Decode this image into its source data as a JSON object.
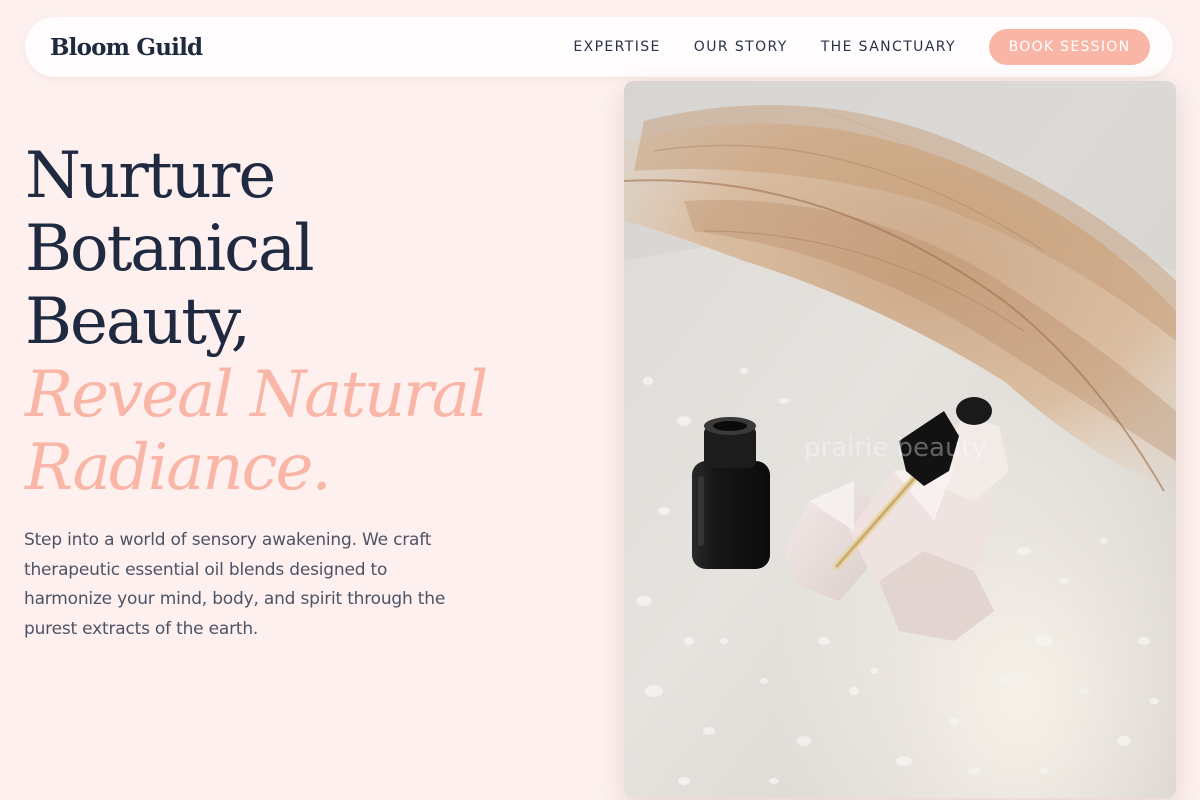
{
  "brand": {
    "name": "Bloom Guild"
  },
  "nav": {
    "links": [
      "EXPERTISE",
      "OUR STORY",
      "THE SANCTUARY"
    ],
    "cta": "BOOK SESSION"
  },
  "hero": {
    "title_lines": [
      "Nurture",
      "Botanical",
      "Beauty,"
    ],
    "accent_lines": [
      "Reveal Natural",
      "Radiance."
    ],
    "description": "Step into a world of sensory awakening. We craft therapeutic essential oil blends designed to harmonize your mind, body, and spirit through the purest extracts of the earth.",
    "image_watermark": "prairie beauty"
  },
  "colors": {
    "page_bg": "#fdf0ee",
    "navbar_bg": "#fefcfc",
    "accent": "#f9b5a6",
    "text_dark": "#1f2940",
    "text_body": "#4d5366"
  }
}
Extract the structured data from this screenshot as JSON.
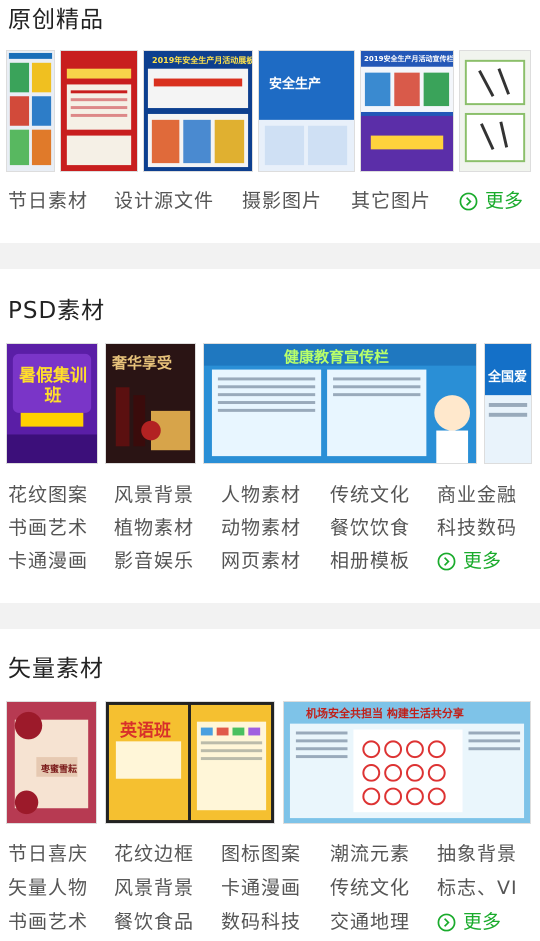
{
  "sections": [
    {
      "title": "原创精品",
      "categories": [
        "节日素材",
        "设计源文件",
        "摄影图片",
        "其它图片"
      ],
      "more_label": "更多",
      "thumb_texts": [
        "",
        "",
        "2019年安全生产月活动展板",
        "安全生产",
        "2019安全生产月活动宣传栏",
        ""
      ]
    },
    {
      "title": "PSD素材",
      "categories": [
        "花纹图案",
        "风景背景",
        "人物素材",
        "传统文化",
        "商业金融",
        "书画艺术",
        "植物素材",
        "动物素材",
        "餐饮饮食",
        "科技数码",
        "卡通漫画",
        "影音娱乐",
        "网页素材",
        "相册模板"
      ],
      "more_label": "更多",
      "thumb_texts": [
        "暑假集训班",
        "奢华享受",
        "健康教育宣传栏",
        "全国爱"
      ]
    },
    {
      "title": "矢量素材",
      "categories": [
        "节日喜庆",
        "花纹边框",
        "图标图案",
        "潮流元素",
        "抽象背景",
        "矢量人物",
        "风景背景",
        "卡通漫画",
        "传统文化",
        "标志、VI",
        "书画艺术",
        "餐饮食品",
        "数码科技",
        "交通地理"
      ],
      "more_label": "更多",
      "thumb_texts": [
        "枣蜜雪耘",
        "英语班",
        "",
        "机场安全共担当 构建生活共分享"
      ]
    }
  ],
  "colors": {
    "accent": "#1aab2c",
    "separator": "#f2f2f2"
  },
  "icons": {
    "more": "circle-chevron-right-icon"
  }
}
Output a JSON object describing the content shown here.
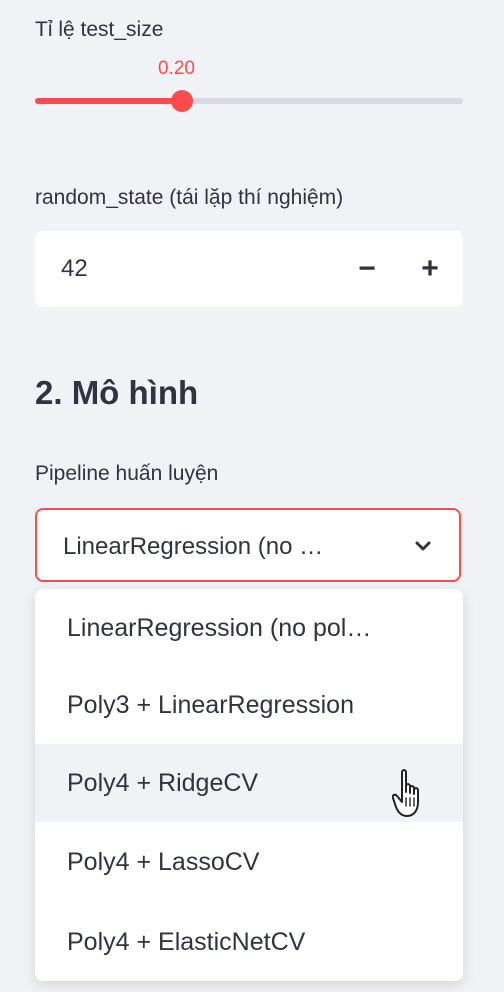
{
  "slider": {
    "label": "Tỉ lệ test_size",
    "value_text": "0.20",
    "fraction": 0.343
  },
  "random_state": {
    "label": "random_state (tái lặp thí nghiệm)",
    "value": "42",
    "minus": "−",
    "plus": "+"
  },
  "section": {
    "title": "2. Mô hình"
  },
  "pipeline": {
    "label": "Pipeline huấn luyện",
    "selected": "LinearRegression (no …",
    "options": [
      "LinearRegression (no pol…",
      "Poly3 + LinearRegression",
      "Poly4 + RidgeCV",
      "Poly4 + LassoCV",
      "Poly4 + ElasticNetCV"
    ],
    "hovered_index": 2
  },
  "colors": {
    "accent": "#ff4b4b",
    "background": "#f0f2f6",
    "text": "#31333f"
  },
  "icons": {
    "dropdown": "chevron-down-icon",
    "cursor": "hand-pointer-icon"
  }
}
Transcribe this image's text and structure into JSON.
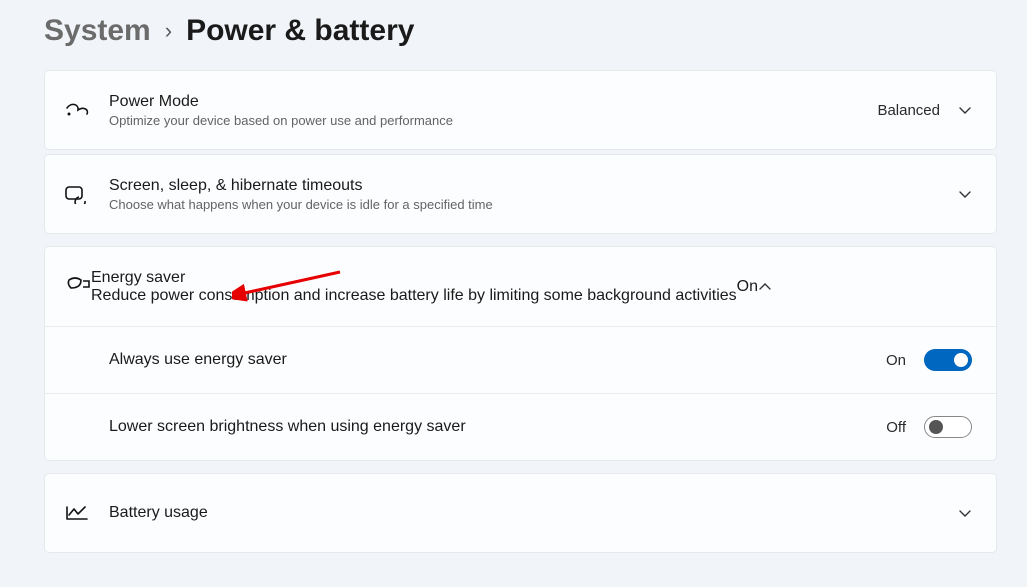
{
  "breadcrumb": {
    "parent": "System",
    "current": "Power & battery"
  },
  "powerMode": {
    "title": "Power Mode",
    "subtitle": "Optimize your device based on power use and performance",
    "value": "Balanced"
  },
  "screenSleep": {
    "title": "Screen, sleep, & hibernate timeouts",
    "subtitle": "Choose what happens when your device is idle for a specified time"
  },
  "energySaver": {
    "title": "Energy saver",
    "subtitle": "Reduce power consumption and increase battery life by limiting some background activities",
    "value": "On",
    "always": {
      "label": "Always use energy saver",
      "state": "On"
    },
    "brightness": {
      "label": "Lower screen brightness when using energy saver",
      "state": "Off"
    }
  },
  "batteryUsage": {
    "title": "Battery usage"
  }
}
════════════════
[WHAT YOU WILL DO]
Go through the preceding material and copy each line that has the word "background".

[SOLUTION TO THIS EXERCISE]
    "background": "#f0f2f6",
    "subtitle": "Reduce power consumption and increase battery life by limiting some background activities",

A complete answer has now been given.